◆ DESCRIPTION OF THE TASK ◆
Search the listing below for the word "this" and copy each line that holds it.

··· RECORD EXTRACTS

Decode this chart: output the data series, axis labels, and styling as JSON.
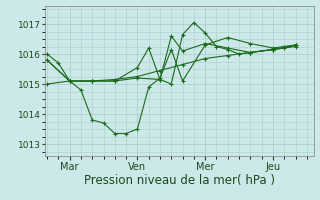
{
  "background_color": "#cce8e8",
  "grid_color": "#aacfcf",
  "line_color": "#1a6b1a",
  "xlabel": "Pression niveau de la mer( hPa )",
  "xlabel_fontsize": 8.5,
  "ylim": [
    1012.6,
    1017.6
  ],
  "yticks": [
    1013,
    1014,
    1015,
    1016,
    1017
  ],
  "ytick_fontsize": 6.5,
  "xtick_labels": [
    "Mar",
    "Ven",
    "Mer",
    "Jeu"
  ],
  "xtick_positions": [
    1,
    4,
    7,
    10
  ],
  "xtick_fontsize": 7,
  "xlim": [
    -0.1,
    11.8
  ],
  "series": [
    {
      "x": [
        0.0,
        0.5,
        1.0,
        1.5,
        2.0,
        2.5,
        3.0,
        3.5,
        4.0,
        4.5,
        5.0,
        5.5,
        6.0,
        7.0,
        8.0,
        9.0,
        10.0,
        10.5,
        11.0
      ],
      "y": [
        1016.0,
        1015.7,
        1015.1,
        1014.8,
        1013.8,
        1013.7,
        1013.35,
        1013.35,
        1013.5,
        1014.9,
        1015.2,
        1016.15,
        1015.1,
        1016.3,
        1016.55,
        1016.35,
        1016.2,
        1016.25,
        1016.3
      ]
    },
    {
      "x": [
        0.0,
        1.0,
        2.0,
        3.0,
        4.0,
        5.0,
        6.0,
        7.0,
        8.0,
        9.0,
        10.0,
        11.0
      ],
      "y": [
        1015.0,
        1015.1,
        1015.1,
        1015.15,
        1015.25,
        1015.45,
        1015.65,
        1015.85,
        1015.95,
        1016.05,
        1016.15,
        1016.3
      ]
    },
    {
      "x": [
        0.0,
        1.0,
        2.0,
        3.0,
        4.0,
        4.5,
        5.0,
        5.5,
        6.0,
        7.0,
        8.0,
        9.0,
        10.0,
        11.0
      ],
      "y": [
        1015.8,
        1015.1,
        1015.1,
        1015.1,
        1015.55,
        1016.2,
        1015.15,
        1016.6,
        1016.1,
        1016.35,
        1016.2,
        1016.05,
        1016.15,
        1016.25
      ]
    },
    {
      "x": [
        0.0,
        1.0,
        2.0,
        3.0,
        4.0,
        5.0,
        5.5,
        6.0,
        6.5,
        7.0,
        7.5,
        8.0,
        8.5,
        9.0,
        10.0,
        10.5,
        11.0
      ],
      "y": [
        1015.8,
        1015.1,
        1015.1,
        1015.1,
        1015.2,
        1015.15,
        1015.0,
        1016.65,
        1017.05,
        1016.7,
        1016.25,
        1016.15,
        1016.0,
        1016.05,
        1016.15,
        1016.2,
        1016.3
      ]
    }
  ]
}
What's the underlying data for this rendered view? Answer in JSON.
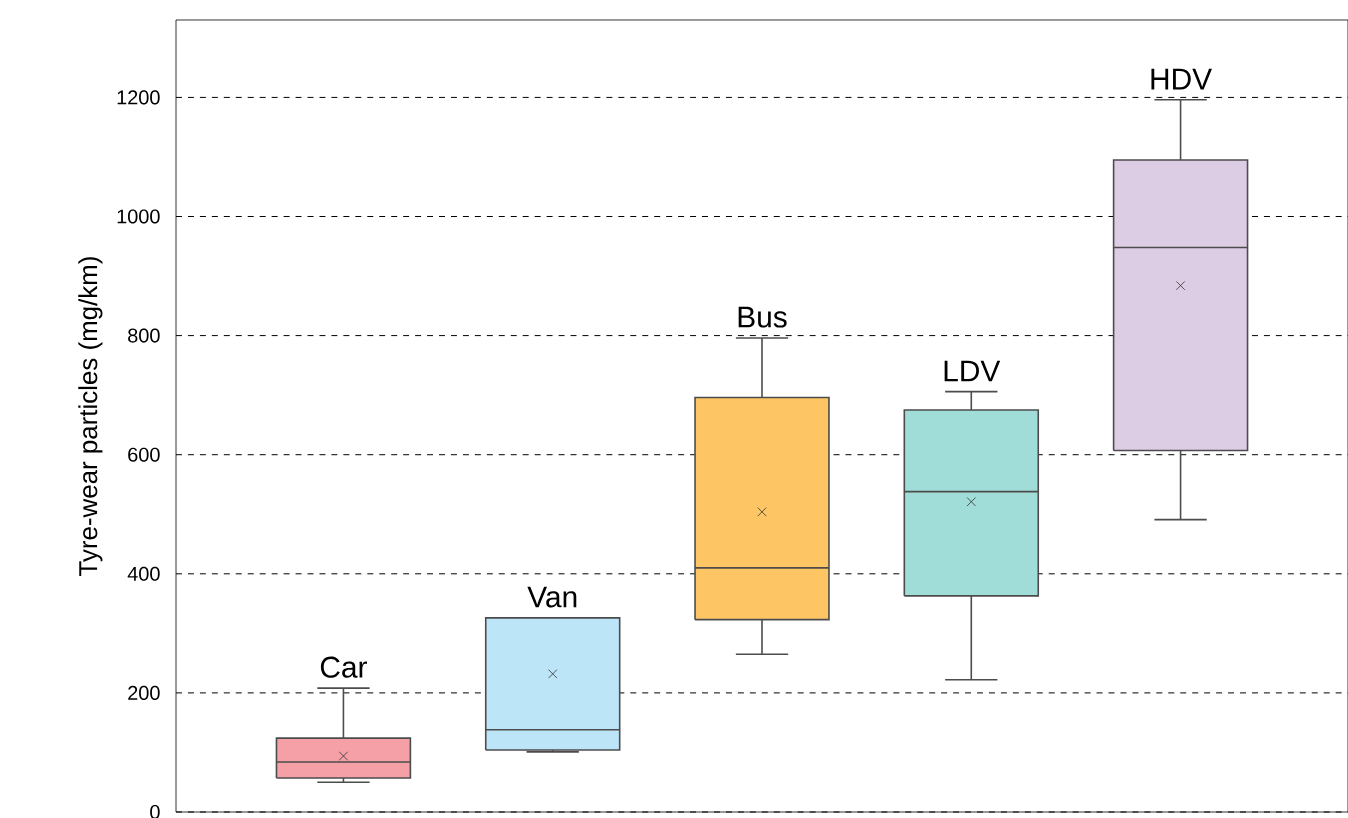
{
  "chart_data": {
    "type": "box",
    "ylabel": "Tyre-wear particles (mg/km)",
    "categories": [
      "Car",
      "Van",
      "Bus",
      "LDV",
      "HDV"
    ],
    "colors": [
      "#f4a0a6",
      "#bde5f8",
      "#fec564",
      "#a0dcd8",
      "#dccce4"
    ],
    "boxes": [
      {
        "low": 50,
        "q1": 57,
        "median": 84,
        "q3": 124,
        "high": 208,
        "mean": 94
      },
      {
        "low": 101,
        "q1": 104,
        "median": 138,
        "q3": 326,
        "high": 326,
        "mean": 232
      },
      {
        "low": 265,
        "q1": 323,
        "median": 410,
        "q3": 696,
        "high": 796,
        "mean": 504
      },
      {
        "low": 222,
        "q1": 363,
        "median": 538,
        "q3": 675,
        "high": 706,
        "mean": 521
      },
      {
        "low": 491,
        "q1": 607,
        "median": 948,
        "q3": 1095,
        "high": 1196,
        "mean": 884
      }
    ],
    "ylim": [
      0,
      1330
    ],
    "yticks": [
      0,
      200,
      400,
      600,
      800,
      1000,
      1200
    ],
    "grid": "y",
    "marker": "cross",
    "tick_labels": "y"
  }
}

······

◆ RESPONSE TO THE EXERCISE ◆
Decode this chart: output the data series, axis labels, and styling as JSON.
What's the underlying data for this rendered view? Answer in JSON.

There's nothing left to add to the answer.